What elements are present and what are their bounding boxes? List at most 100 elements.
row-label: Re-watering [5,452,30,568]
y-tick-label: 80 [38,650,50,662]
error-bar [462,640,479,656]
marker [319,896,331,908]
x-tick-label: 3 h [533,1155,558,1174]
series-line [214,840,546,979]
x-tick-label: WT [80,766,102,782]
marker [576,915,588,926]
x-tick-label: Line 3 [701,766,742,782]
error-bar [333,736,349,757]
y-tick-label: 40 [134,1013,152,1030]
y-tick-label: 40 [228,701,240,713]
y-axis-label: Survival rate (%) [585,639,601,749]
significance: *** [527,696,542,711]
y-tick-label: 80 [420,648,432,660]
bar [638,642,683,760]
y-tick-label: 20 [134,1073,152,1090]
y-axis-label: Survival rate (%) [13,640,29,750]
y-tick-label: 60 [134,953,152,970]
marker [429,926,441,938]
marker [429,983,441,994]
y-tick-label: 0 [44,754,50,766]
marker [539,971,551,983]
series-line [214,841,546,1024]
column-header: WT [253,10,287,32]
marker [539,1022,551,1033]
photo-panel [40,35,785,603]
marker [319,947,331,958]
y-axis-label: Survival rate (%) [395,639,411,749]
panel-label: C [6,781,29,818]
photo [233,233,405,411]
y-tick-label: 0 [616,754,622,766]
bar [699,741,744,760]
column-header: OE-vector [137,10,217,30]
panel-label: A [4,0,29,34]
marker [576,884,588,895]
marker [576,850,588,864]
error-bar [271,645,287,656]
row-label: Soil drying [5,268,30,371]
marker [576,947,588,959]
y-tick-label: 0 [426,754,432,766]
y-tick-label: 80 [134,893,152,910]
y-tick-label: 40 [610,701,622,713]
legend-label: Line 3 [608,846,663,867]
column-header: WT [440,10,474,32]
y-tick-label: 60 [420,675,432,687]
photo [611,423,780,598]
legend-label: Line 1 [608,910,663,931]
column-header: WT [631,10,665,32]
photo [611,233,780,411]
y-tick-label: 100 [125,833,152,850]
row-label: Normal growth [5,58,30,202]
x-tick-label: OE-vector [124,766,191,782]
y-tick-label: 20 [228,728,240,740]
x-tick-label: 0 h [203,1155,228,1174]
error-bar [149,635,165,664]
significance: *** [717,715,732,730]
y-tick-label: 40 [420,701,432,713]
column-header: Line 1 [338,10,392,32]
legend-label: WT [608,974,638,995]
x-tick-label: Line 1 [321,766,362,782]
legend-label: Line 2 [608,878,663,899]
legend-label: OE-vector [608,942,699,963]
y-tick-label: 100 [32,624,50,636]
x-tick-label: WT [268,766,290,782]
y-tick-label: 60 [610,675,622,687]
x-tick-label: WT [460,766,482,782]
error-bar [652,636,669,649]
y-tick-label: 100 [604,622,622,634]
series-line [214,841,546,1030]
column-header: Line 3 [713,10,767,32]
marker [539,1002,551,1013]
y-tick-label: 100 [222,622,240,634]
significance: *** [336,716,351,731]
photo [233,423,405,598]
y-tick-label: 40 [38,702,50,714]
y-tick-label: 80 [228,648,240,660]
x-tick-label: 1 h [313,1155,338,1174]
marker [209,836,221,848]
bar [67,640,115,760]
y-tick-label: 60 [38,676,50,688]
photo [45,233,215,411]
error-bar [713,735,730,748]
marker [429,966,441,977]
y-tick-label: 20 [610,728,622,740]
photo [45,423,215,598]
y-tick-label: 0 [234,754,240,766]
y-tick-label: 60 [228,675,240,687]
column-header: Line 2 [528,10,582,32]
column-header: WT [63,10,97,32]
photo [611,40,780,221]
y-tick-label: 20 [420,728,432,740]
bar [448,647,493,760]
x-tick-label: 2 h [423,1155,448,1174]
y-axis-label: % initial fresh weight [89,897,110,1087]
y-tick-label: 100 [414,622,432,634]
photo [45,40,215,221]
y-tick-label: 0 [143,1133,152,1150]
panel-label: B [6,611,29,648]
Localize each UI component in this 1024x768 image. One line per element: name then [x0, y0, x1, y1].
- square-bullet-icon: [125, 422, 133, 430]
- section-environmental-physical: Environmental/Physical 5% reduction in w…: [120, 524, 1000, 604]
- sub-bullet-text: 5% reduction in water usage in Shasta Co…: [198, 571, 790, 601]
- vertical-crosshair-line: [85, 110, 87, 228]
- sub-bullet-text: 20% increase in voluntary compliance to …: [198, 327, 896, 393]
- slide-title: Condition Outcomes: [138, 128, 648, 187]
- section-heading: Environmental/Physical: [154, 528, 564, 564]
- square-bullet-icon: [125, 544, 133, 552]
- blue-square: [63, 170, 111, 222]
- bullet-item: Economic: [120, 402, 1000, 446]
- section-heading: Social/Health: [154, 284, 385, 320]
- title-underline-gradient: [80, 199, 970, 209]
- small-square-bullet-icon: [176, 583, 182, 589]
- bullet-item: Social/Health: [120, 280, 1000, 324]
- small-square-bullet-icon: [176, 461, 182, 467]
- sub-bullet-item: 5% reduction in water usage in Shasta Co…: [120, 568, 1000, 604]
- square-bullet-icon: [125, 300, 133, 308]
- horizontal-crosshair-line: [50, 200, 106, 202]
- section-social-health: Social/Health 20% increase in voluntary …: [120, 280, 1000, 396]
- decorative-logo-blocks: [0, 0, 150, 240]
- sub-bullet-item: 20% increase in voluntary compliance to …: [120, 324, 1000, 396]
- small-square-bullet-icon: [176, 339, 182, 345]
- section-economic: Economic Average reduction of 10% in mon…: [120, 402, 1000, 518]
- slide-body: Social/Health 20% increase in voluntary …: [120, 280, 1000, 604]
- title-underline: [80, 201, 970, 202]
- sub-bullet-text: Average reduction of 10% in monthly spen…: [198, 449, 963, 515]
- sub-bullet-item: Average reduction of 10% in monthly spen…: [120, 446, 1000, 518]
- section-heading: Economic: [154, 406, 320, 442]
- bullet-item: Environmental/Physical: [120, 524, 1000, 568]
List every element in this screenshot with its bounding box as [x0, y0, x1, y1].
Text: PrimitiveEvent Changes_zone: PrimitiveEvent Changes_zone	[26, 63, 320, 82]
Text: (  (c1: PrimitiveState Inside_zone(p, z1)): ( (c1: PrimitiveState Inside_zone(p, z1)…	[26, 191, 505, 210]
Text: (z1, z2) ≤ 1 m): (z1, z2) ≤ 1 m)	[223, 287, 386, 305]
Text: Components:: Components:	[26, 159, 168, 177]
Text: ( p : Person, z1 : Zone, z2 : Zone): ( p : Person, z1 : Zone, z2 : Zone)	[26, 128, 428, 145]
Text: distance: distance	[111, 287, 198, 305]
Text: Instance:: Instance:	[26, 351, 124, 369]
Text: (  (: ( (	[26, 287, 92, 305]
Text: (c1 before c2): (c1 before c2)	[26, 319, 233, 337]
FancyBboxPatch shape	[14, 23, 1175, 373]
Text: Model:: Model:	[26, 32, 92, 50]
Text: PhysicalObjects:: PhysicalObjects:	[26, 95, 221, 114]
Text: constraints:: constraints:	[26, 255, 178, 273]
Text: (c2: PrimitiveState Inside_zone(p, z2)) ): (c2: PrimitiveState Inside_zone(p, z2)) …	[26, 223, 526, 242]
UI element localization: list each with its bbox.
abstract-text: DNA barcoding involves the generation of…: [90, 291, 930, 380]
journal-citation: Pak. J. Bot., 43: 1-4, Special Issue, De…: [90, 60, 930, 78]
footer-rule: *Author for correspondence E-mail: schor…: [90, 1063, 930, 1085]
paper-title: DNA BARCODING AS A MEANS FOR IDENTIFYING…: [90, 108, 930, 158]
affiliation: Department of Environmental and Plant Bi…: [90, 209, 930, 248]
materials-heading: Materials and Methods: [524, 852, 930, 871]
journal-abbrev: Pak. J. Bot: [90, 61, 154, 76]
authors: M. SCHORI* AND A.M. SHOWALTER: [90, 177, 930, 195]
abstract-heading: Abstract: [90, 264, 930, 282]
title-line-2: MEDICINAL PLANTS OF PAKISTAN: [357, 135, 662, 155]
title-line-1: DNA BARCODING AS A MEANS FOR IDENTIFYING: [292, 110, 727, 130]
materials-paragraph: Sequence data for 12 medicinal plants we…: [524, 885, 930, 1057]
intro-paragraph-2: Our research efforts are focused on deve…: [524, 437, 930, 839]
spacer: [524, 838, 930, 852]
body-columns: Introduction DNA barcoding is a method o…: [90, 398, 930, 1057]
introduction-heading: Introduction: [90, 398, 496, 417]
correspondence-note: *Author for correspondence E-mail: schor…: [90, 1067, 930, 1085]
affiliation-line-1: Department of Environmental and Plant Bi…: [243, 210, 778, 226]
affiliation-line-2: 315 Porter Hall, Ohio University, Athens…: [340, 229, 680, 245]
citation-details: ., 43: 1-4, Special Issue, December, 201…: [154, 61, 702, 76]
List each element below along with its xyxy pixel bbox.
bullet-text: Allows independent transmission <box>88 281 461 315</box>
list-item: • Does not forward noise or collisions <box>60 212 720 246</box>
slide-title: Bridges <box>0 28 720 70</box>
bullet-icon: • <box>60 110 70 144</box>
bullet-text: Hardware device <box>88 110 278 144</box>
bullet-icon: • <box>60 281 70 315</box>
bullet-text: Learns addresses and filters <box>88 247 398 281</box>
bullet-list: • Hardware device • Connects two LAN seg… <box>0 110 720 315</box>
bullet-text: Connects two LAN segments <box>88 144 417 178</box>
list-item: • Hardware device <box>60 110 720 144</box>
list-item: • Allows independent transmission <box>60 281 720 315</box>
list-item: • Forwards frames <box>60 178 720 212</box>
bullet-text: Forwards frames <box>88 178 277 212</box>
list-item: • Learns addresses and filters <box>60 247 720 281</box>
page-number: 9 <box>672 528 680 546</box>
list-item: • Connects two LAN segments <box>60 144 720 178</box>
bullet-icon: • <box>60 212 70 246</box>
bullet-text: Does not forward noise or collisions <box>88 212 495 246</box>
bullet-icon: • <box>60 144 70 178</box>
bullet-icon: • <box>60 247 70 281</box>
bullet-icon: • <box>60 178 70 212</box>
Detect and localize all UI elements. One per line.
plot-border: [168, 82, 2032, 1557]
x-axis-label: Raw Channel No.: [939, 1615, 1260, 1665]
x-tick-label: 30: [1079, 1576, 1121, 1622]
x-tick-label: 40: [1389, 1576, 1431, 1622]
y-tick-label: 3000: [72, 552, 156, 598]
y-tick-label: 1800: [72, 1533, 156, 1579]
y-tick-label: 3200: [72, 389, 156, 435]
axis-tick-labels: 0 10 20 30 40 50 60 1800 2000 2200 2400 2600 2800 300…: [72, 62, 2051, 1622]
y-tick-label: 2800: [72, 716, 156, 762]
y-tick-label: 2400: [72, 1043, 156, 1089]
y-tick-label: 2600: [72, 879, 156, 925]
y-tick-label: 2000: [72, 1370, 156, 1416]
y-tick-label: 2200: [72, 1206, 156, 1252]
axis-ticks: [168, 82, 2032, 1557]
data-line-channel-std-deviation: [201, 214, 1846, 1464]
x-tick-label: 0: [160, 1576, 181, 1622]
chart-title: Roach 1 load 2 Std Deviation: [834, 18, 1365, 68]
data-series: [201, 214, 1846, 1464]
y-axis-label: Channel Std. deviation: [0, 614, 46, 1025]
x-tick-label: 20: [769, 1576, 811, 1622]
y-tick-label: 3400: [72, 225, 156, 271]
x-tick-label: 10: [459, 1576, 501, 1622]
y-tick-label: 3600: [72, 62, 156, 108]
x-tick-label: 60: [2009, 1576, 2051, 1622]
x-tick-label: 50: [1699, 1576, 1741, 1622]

***

▶ [Aim of the task]
Can you reproduce word for word the records from their first line through the line containing "photo-panel [40,35,785,603]", including both of those lines?

▶ [Result]
What elements are present and what are their bounding boxes? List at most 100 elements.
row-label: Re-watering [5,452,30,568]
y-tick-label: 80 [38,650,50,662]
error-bar [462,640,479,656]
marker [319,896,331,908]
x-tick-label: 3 h [533,1155,558,1174]
series-line [214,840,546,979]
x-tick-label: WT [80,766,102,782]
marker [576,915,588,926]
x-tick-label: Line 3 [701,766,742,782]
error-bar [333,736,349,757]
y-tick-label: 40 [134,1013,152,1030]
y-tick-label: 40 [228,701,240,713]
y-axis-label: Survival rate (%) [585,639,601,749]
significance: *** [527,696,542,711]
y-tick-label: 80 [420,648,432,660]
bar [638,642,683,760]
y-tick-label: 20 [134,1073,152,1090]
y-axis-label: Survival rate (%) [13,640,29,750]
y-tick-label: 60 [134,953,152,970]
marker [429,926,441,938]
marker [429,983,441,994]
y-tick-label: 0 [44,754,50,766]
marker [539,971,551,983]
series-line [214,841,546,1024]
column-header: WT [253,10,287,32]
marker [539,1022,551,1033]
photo-panel [40,35,785,603]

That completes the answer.